Entries provided:
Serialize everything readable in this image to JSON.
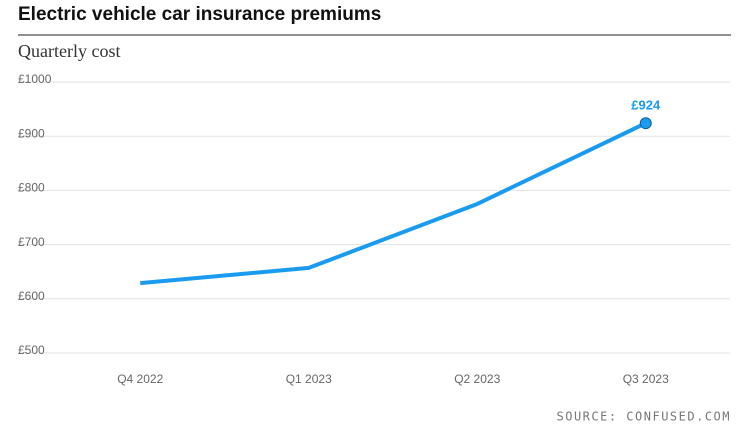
{
  "chart_data": {
    "type": "line",
    "title": "Electric vehicle car insurance premiums",
    "subtitle": "Quarterly cost",
    "source": "SOURCE: CONFUSED.COM",
    "categories": [
      "Q4 2022",
      "Q1 2023",
      "Q2 2023",
      "Q3 2023"
    ],
    "series": [
      {
        "name": "Quarterly cost",
        "color": "#1a9bf0",
        "values": [
          629,
          657,
          775,
          924
        ],
        "value_labels": [
          null,
          null,
          null,
          "£924"
        ]
      }
    ],
    "ylim": [
      500,
      1000
    ],
    "yticks": [
      {
        "value": 500,
        "label": "£500"
      },
      {
        "value": 600,
        "label": "£600"
      },
      {
        "value": 700,
        "label": "£700"
      },
      {
        "value": 800,
        "label": "£800"
      },
      {
        "value": 900,
        "label": "£900"
      },
      {
        "value": 1000,
        "label": "£1000"
      }
    ],
    "grid": true
  }
}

Instructions to follow: From the entries above, output every line exactly and omit any image.

Answer for this exercise:
Serialize everything readable in this image to JSON.
{
  "chart_data": {
    "type": "line",
    "title": "Electric vehicle car insurance premiums",
    "subtitle": "Quarterly cost",
    "source": "SOURCE: CONFUSED.COM",
    "categories": [
      "Q4 2022",
      "Q1 2023",
      "Q2 2023",
      "Q3 2023"
    ],
    "series": [
      {
        "name": "Quarterly cost",
        "color": "#1a9bf0",
        "values": [
          629,
          657,
          775,
          924
        ],
        "value_labels": [
          null,
          null,
          null,
          "£924"
        ]
      }
    ],
    "ylim": [
      500,
      1000
    ],
    "yticks": [
      {
        "value": 500,
        "label": "£500"
      },
      {
        "value": 600,
        "label": "£600"
      },
      {
        "value": 700,
        "label": "£700"
      },
      {
        "value": 800,
        "label": "£800"
      },
      {
        "value": 900,
        "label": "£900"
      },
      {
        "value": 1000,
        "label": "£1000"
      }
    ],
    "grid": true
  }
}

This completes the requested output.